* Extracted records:
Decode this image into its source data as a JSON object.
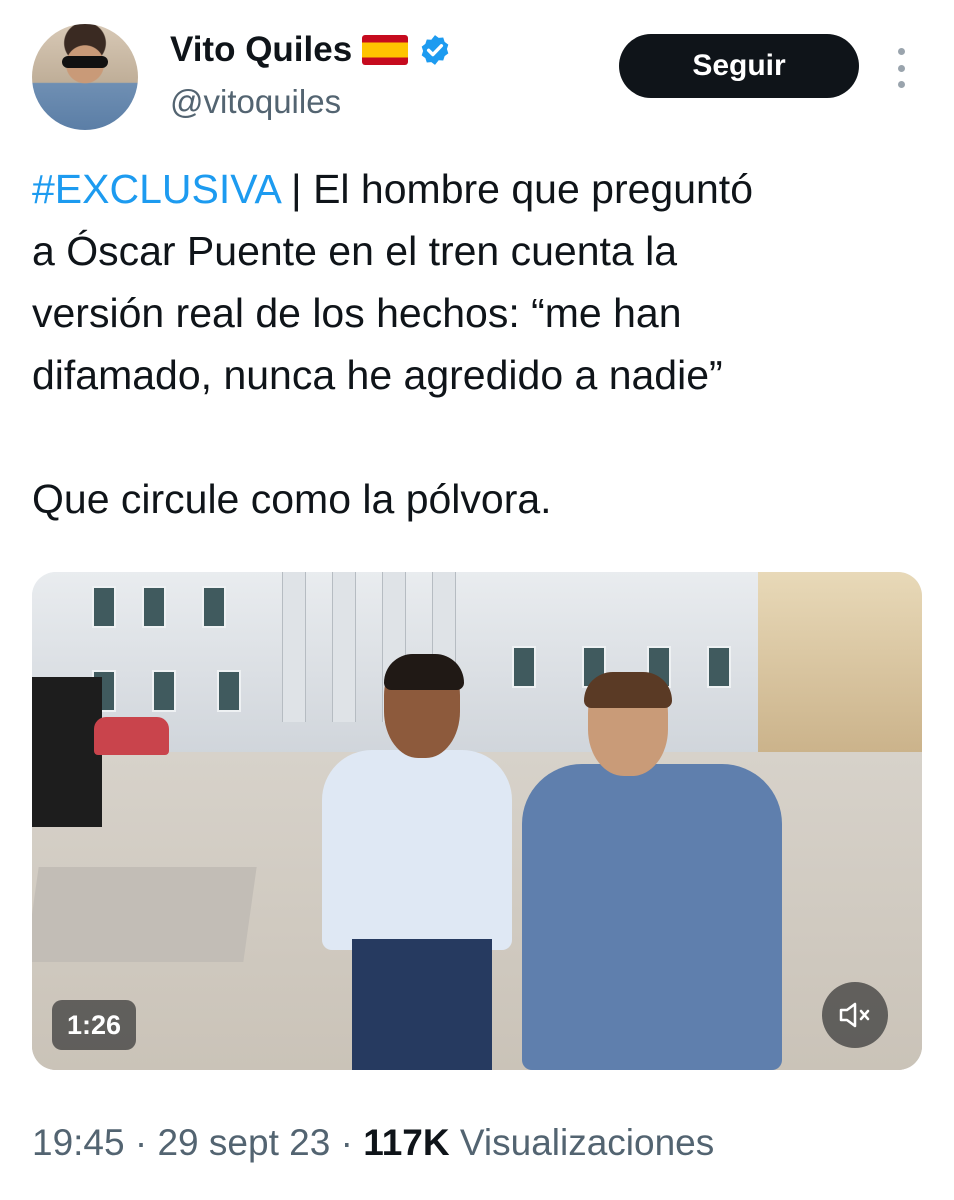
{
  "user": {
    "name": "Vito Quiles",
    "handle": "@vitoquiles",
    "flag_icon": "spain-flag-icon",
    "verified_icon": "verified-badge-icon"
  },
  "actions": {
    "follow_label": "Seguir",
    "more_icon": "more-vertical-icon"
  },
  "tweet": {
    "hashtag": "#EXCLUSIVA",
    "text_rest": " | El hombre que preguntó\na Óscar Puente en el tren cuenta la\nversión real de los hechos: “me han\ndifamado, nunca he agredido a nadie”\n\nQue circule como la pólvora."
  },
  "media": {
    "duration": "1:26",
    "mute_icon": "volume-muted-icon"
  },
  "meta": {
    "time": "19:45",
    "sep1": " · ",
    "date": "29 sept 23",
    "sep2": " · ",
    "views": "117K",
    "views_label": " Visualizaciones"
  },
  "colors": {
    "accent": "#1d9bf0",
    "text": "#0f1419",
    "muted": "#536471",
    "button": "#0f1419"
  }
}
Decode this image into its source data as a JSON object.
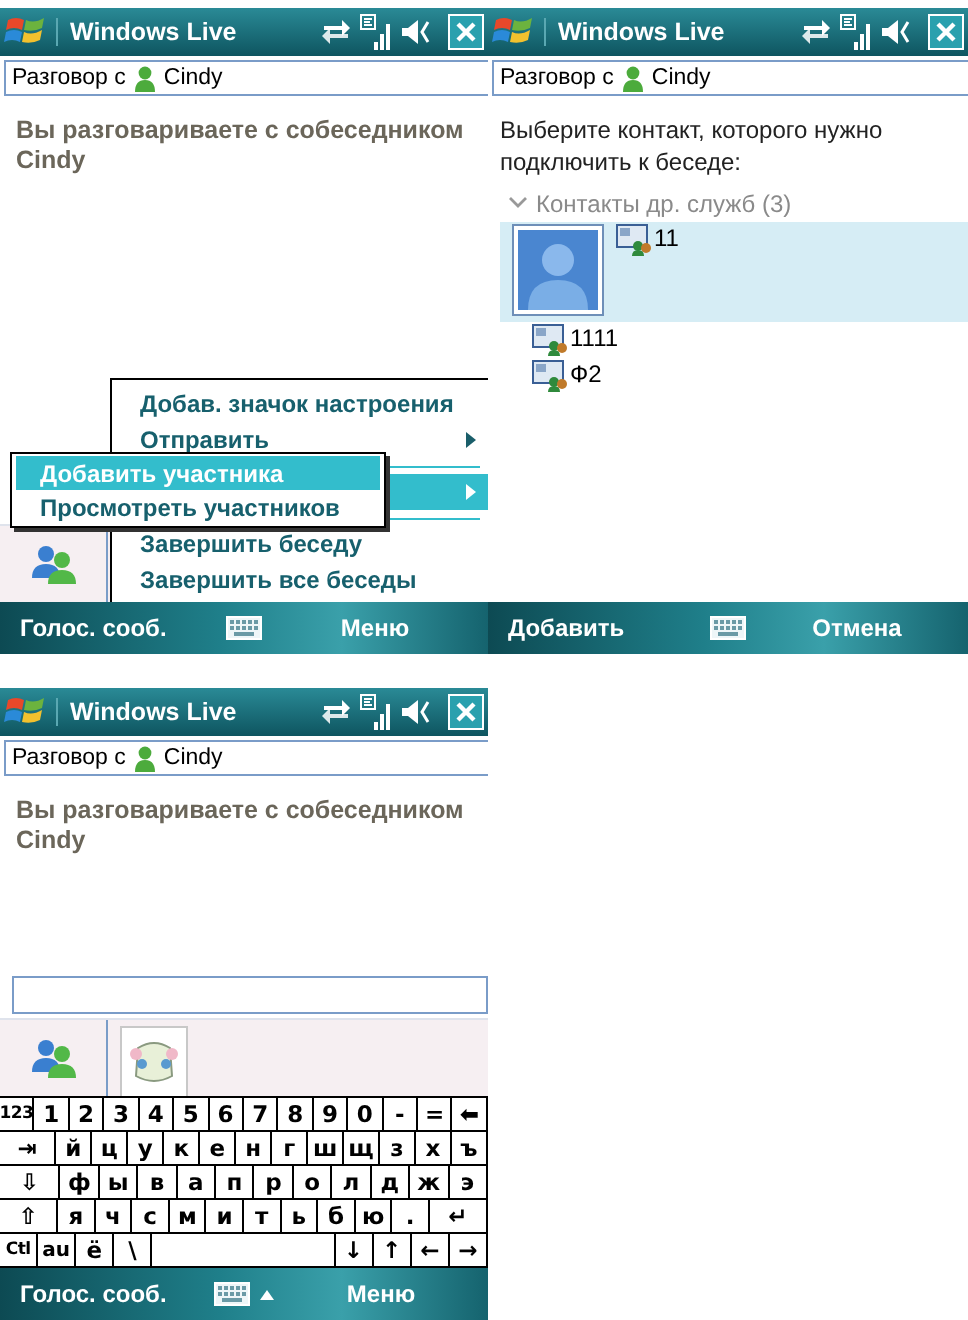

* Work to be completed: Copy the data word for word. Pictures do not go in the copy.

* Solution to this problem:
Decode this image into its source data as a JSON object.
{
  "user": {
    "name": "Vito Quiles",
    "handle": "@vitoquiles",
    "flag_icon": "spain-flag-icon",
    "verified_icon": "verified-badge-icon"
  },
  "actions": {
    "follow_label": "Seguir",
    "more_icon": "more-vertical-icon"
  },
  "tweet": {
    "hashtag": "#EXCLUSIVA",
    "text_rest": " | El hombre que preguntó\na Óscar Puente en el tren cuenta la\nversión real de los hechos: “me han\ndifamado, nunca he agredido a nadie”\n\nQue circule como la pólvora."
  },
  "media": {
    "duration": "1:26",
    "mute_icon": "volume-muted-icon"
  },
  "meta": {
    "time": "19:45",
    "sep1": " · ",
    "date": "29 sept 23",
    "sep2": " · ",
    "views": "117K",
    "views_label": " Visualizaciones"
  },
  "colors": {
    "accent": "#1d9bf0",
    "text": "#0f1419",
    "muted": "#536471",
    "button": "#0f1419"
  }
}
Decode this image into its source data as a JSON object.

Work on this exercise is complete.